* [Exercise objective] Each line containing the word "İnternet" needs to be copied.

[Start of Input records]

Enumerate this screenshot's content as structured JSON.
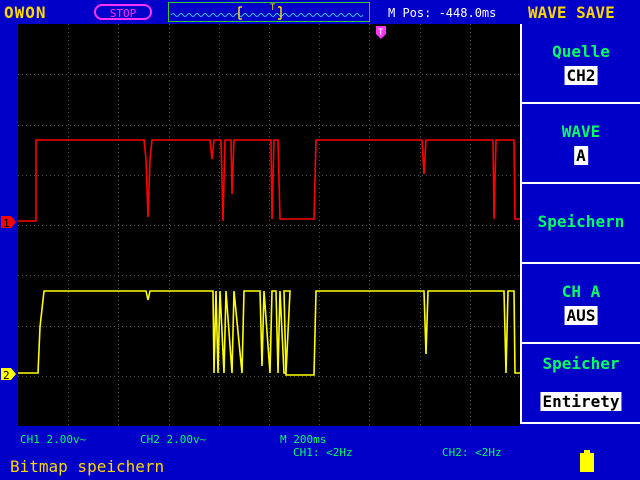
{
  "header": {
    "brand": "OWON",
    "run_state": "STOP",
    "m_pos": "M Pos: -448.0ms",
    "mode_title": "WAVE SAVE",
    "trigger_marker": "T"
  },
  "screen": {
    "ch1_marker": "1",
    "ch2_marker": "2",
    "trigger_marker": "T",
    "ch1_color": "#ff0000",
    "ch2_color": "#ffff00",
    "grid_color": "#555555"
  },
  "menu": [
    {
      "title": "Quelle",
      "value": "CH2"
    },
    {
      "title": "WAVE",
      "value": "A"
    },
    {
      "title": "Speichern",
      "value": ""
    },
    {
      "title": "CH A",
      "value": "AUS"
    },
    {
      "title": "Speicher",
      "value": "Entirety"
    }
  ],
  "status": {
    "ch1_scale": "CH1 2.00v~",
    "ch2_scale": "CH2 2.00v~",
    "timebase": "M  200ms",
    "ch1_freq": "CH1: <2Hz",
    "ch2_freq": "CH2: <2Hz",
    "message": "Bitmap speichern"
  },
  "colors": {
    "background": "#0000c8",
    "label": "#ffd700",
    "accent": "#00ff66",
    "stop": "#ff33ff"
  }
}
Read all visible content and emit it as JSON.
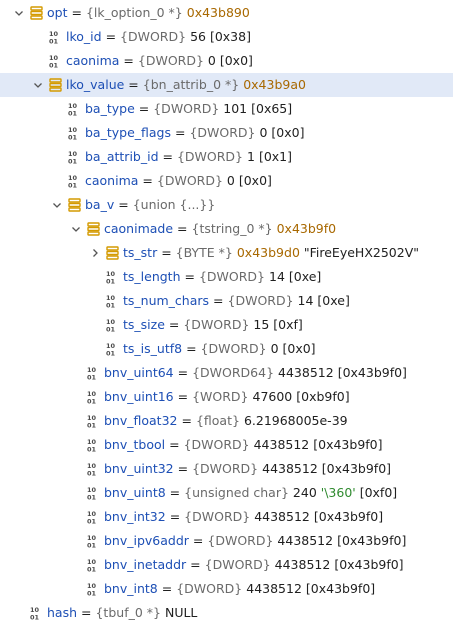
{
  "rows": [
    {
      "id": "opt",
      "name": "opt",
      "type": "{lk_option_0 *}",
      "value": "0x43b890",
      "kind": "struct",
      "expand": "down",
      "value_class": "addr"
    },
    {
      "id": "lko_id",
      "name": "lko_id",
      "type": "{DWORD}",
      "value": "56",
      "hex": "[0x38]",
      "kind": "field"
    },
    {
      "id": "caonima1",
      "name": "caonima",
      "type": "{DWORD}",
      "value": "0",
      "hex": "[0x0]",
      "kind": "field"
    },
    {
      "id": "lko_value",
      "name": "lko_value",
      "type": "{bn_attrib_0 *}",
      "value": "0x43b9a0",
      "kind": "struct",
      "expand": "down",
      "value_class": "addr",
      "selected": true
    },
    {
      "id": "ba_type",
      "name": "ba_type",
      "type": "{DWORD}",
      "value": "101",
      "hex": "[0x65]",
      "kind": "field"
    },
    {
      "id": "ba_type_flags",
      "name": "ba_type_flags",
      "type": "{DWORD}",
      "value": "0",
      "hex": "[0x0]",
      "kind": "field"
    },
    {
      "id": "ba_attrib_id",
      "name": "ba_attrib_id",
      "type": "{DWORD}",
      "value": "1",
      "hex": "[0x1]",
      "kind": "field"
    },
    {
      "id": "caonima2",
      "name": "caonima",
      "type": "{DWORD}",
      "value": "0",
      "hex": "[0x0]",
      "kind": "field"
    },
    {
      "id": "ba_v",
      "name": "ba_v",
      "type": "{union {...}}",
      "value": "",
      "kind": "struct",
      "expand": "down"
    },
    {
      "id": "caonimade",
      "name": "caonimade",
      "type": "{tstring_0 *}",
      "value": "0x43b9f0",
      "kind": "struct",
      "expand": "down",
      "value_class": "addr"
    },
    {
      "id": "ts_str",
      "name": "ts_str",
      "type": "{BYTE *}",
      "value": "0x43b9d0",
      "str": "\"FireEyeHX2502V\"",
      "kind": "struct",
      "expand": "right",
      "value_class": "addr"
    },
    {
      "id": "ts_length",
      "name": "ts_length",
      "type": "{DWORD}",
      "value": "14",
      "hex": "[0xe]",
      "kind": "field"
    },
    {
      "id": "ts_num_chars",
      "name": "ts_num_chars",
      "type": "{DWORD}",
      "value": "14",
      "hex": "[0xe]",
      "kind": "field"
    },
    {
      "id": "ts_size",
      "name": "ts_size",
      "type": "{DWORD}",
      "value": "15",
      "hex": "[0xf]",
      "kind": "field"
    },
    {
      "id": "ts_is_utf8",
      "name": "ts_is_utf8",
      "type": "{DWORD}",
      "value": "0",
      "hex": "[0x0]",
      "kind": "field"
    },
    {
      "id": "bnv_uint64",
      "name": "bnv_uint64",
      "type": "{DWORD64}",
      "value": "4438512",
      "hex": "[0x43b9f0]",
      "kind": "field"
    },
    {
      "id": "bnv_uint16",
      "name": "bnv_uint16",
      "type": "{WORD}",
      "value": "47600",
      "hex": "[0xb9f0]",
      "kind": "field"
    },
    {
      "id": "bnv_float32",
      "name": "bnv_float32",
      "type": "{float}",
      "value": "6.21968005e-39",
      "kind": "field"
    },
    {
      "id": "bnv_tbool",
      "name": "bnv_tbool",
      "type": "{DWORD}",
      "value": "4438512",
      "hex": "[0x43b9f0]",
      "kind": "field"
    },
    {
      "id": "bnv_uint32",
      "name": "bnv_uint32",
      "type": "{DWORD}",
      "value": "4438512",
      "hex": "[0x43b9f0]",
      "kind": "field"
    },
    {
      "id": "bnv_uint8",
      "name": "bnv_uint8",
      "type": "{unsigned char}",
      "value": "240",
      "chr": "'\\360'",
      "hex": "[0xf0]",
      "kind": "field"
    },
    {
      "id": "bnv_int32",
      "name": "bnv_int32",
      "type": "{DWORD}",
      "value": "4438512",
      "hex": "[0x43b9f0]",
      "kind": "field"
    },
    {
      "id": "bnv_ipv6addr",
      "name": "bnv_ipv6addr",
      "type": "{DWORD}",
      "value": "4438512",
      "hex": "[0x43b9f0]",
      "kind": "field"
    },
    {
      "id": "bnv_inetaddr",
      "name": "bnv_inetaddr",
      "type": "{DWORD}",
      "value": "4438512",
      "hex": "[0x43b9f0]",
      "kind": "field"
    },
    {
      "id": "bnv_int8",
      "name": "bnv_int8",
      "type": "{DWORD}",
      "value": "4438512",
      "hex": "[0x43b9f0]",
      "kind": "field"
    },
    {
      "id": "hash",
      "name": "hash",
      "type": "{tbuf_0 *}",
      "value": "NULL",
      "kind": "field"
    }
  ],
  "equals": "=",
  "colors": {
    "name": "#1d4fb5",
    "type": "#6a6a6a",
    "address": "#a86800",
    "char_literal": "#2f8a2f",
    "struct_icon": "#d49a00",
    "field_icon": "#4a4a4a",
    "selected_row": "#e1e9f7"
  },
  "icons": {
    "struct": "struct-icon",
    "field": "numeric-field-icon",
    "expanded": "chevron-down-icon",
    "collapsed": "chevron-right-icon"
  }
}
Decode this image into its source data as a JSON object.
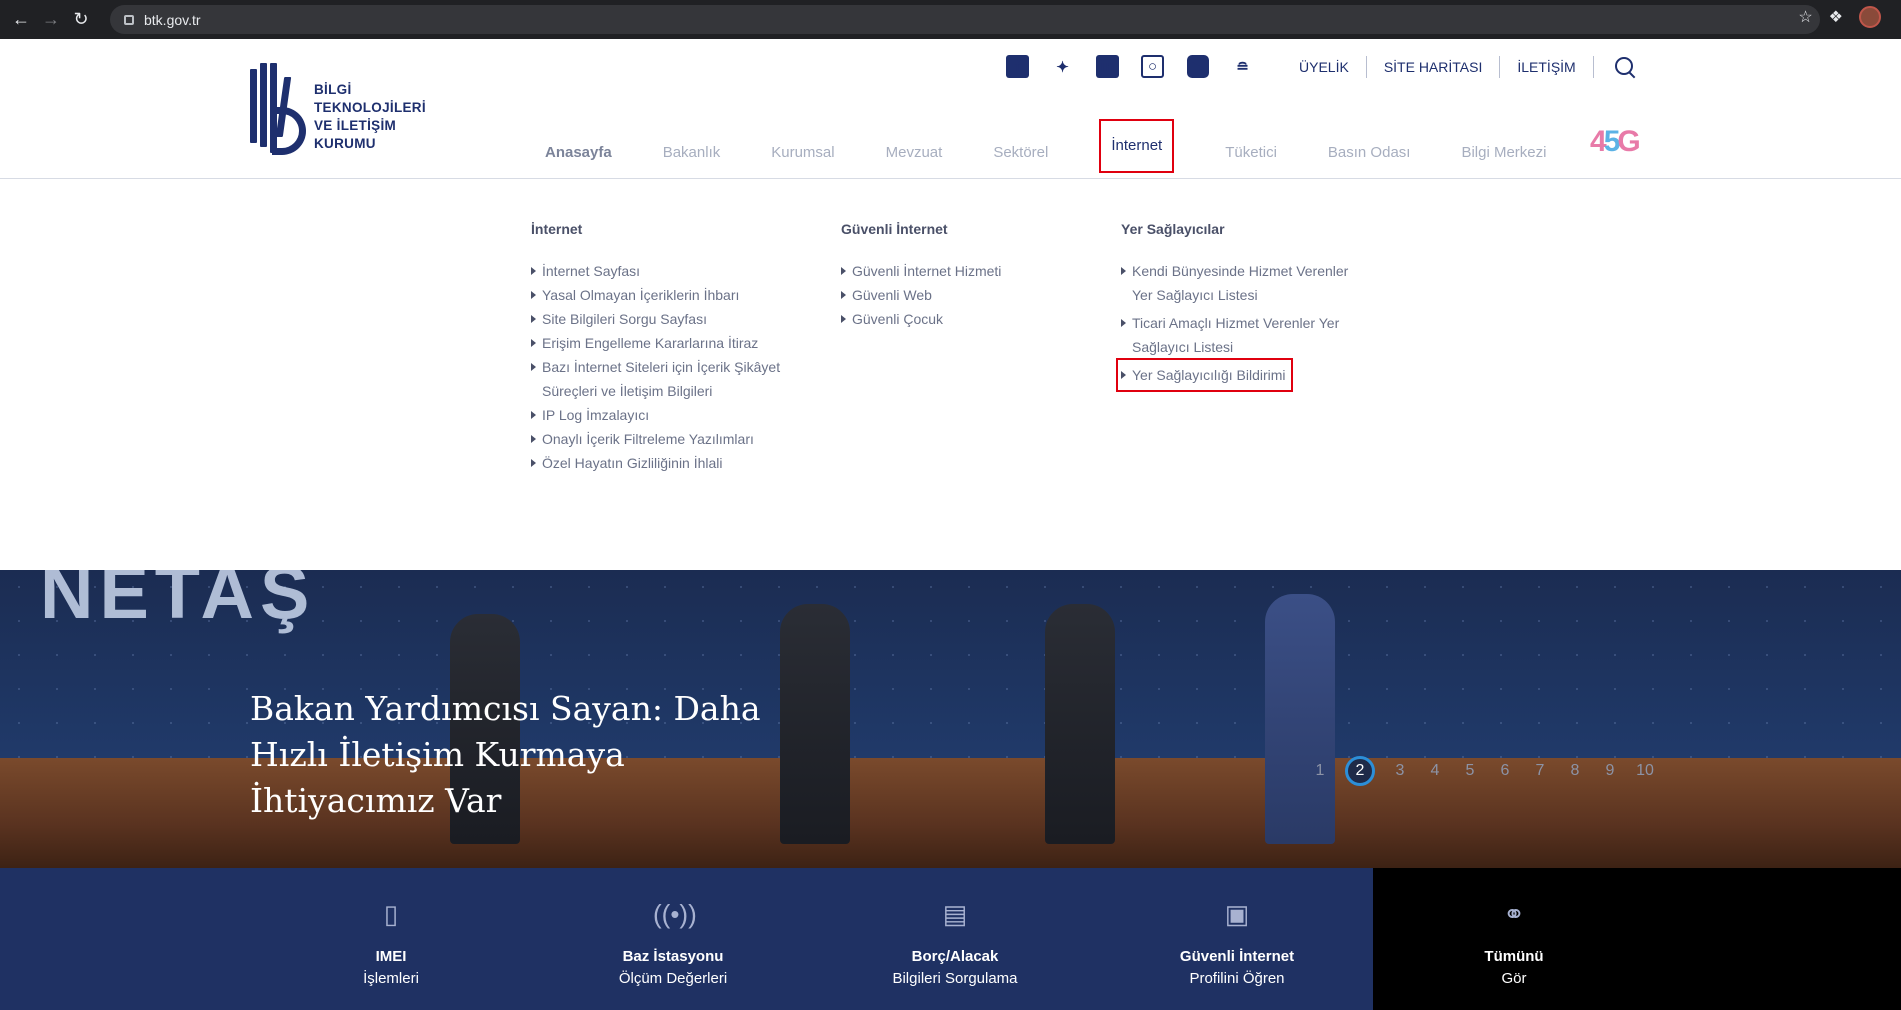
{
  "browser": {
    "url": "btk.gov.tr"
  },
  "logo": {
    "lines": [
      "BİLGİ",
      "TEKNOLOJİLERİ",
      "VE İLETİŞİM",
      "KURUMU"
    ]
  },
  "social_icons": [
    "facebook-icon",
    "twitter-icon",
    "linkedin-icon",
    "instagram-icon",
    "youtube-icon",
    "rss-icon"
  ],
  "utility_links": [
    "ÜYELİK",
    "SİTE HARİTASI",
    "İLETİŞİM"
  ],
  "main_nav": [
    "Anasayfa",
    "Bakanlık",
    "Kurumsal",
    "Mevzuat",
    "Sektörel",
    "İnternet",
    "Tüketici",
    "Basın Odası",
    "Bilgi Merkezi"
  ],
  "logo_45g": {
    "four": "4",
    "five": "5",
    "g": "G"
  },
  "dropdown": {
    "internet": {
      "title": "İnternet",
      "items": [
        "İnternet Sayfası",
        "Yasal Olmayan İçeriklerin İhbarı",
        "Site Bilgileri Sorgu Sayfası",
        "Erişim Engelleme Kararlarına İtiraz",
        "Bazı İnternet Siteleri için İçerik Şikâyet Süreçleri ve İletişim Bilgileri",
        "IP Log İmzalayıcı",
        "Onaylı İçerik Filtreleme Yazılımları",
        "Özel Hayatın Gizliliğinin İhlali"
      ]
    },
    "guvenli": {
      "title": "Güvenli İnternet",
      "items": [
        "Güvenli İnternet Hizmeti",
        "Güvenli Web",
        "Güvenli Çocuk"
      ]
    },
    "yer": {
      "title": "Yer Sağlayıcılar",
      "items": [
        "Kendi Bünyesinde Hizmet Verenler Yer Sağlayıcı Listesi",
        "Ticari Amaçlı Hizmet Verenler Yer Sağlayıcı Listesi",
        "Yer Sağlayıcılığı Bildirimi"
      ]
    }
  },
  "hero": {
    "title": "Bakan Yardımcısı Sayan: Daha Hızlı İletişim Kurmaya İhtiyacımız Var",
    "wall_brand": "NETAŞ",
    "pages": [
      "1",
      "2",
      "3",
      "4",
      "5",
      "6",
      "7",
      "8",
      "9",
      "10"
    ],
    "current_page": "2"
  },
  "services": [
    {
      "title": "IMEI",
      "subtitle": "İşlemleri",
      "icon": "phone-icon"
    },
    {
      "title": "Baz İstasyonu",
      "subtitle": "Ölçüm Değerleri",
      "icon": "antenna-icon"
    },
    {
      "title": "Borç/Alacak",
      "subtitle": "Bilgileri Sorgulama",
      "icon": "chart-icon"
    },
    {
      "title": "Güvenli İnternet",
      "subtitle": "Profilini Öğren",
      "icon": "lock-icon"
    },
    {
      "title": "Tümünü",
      "subtitle": "Gör",
      "icon": "link-icon"
    }
  ]
}
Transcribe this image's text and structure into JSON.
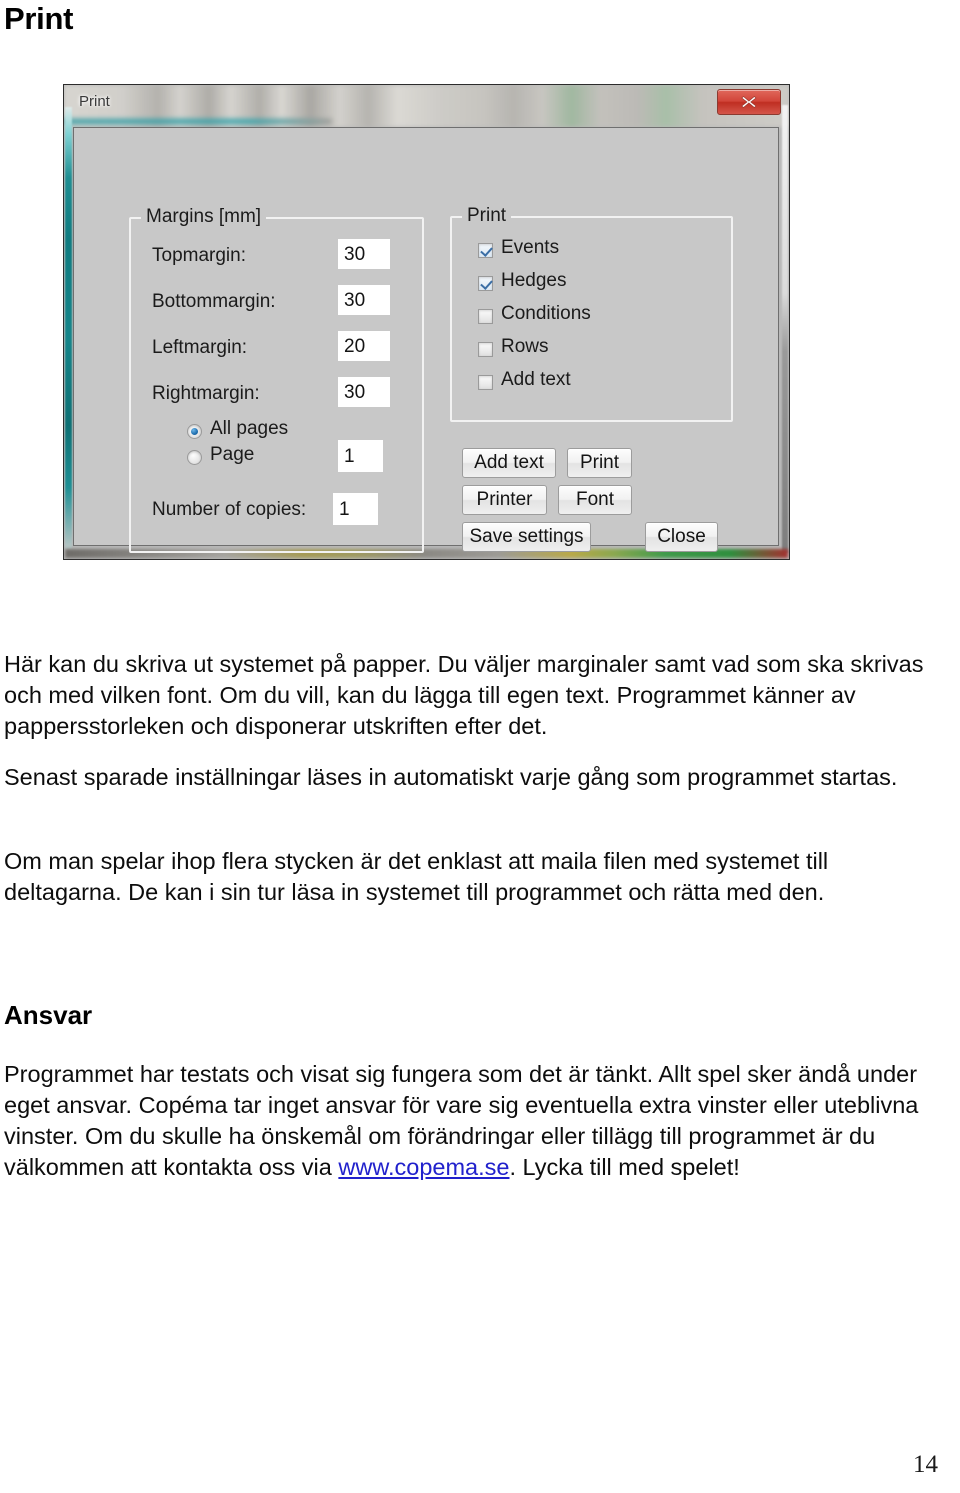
{
  "page": {
    "title": "Print",
    "page_number": "14"
  },
  "dialog": {
    "window_title": "Print",
    "close_icon": "close-icon",
    "margins_group": {
      "legend": "Margins [mm]",
      "fields": [
        {
          "label": "Topmargin:",
          "value": "30"
        },
        {
          "label": "Bottommargin:",
          "value": "30"
        },
        {
          "label": "Leftmargin:",
          "value": "20"
        },
        {
          "label": "Rightmargin:",
          "value": "30"
        }
      ],
      "page_scope": {
        "all_pages_label": "All pages",
        "all_pages_selected": true,
        "page_label": "Page",
        "page_selected": false,
        "page_value": "1"
      },
      "copies": {
        "label": "Number of copies:",
        "value": "1"
      }
    },
    "print_group": {
      "legend": "Print",
      "options": [
        {
          "label": "Events",
          "checked": true
        },
        {
          "label": "Hedges",
          "checked": true
        },
        {
          "label": "Conditions",
          "checked": false
        },
        {
          "label": "Rows",
          "checked": false
        },
        {
          "label": "Add text",
          "checked": false
        }
      ]
    },
    "buttons": {
      "add_text": "Add text",
      "print": "Print",
      "printer": "Printer",
      "font": "Font",
      "save_settings": "Save settings",
      "close": "Close"
    }
  },
  "content": {
    "paragraph_1": "Här kan du skriva ut systemet på papper. Du väljer marginaler samt vad som ska skrivas och med vilken font. Om du vill, kan du lägga till egen text. Programmet känner av pappersstorleken och disponerar utskriften efter det.",
    "paragraph_2": "Senast sparade inställningar läses in automatiskt varje gång som programmet startas.",
    "paragraph_3": "Om man spelar ihop flera stycken är det enklast att maila filen med systemet till deltagarna. De kan i sin tur läsa in systemet till programmet och rätta med den.",
    "section_heading": "Ansvar",
    "paragraph_4_part_1": "Programmet har testats och visat sig fungera som det är tänkt. Allt spel sker ändå under eget ansvar. Copéma tar inget ansvar för vare sig eventuella extra vinster eller uteblivna vinster. Om du skulle ha önskemål om förändringar eller tillägg till programmet är du välkommen att kontakta oss via ",
    "link_text": "www.copema.se",
    "paragraph_4_part_2": ". Lycka till med spelet!"
  },
  "colors": {
    "link": "#2121cc",
    "dialog_face": "#c8c8c8",
    "close_button": "#d2453a",
    "accent_teal": "#148589"
  }
}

[End of Input records]

* [Exercise answer]
    "İnternet",
      "title": "İnternet",
        "İnternet Sayfası",
        "Bazı İnternet Siteleri için İçerik Şikâyet Süreçleri ve İletişim Bilgileri",
      "title": "Güvenli İnternet",
        "Güvenli İnternet Hizmeti",
      "title": "Güvenli İnternet",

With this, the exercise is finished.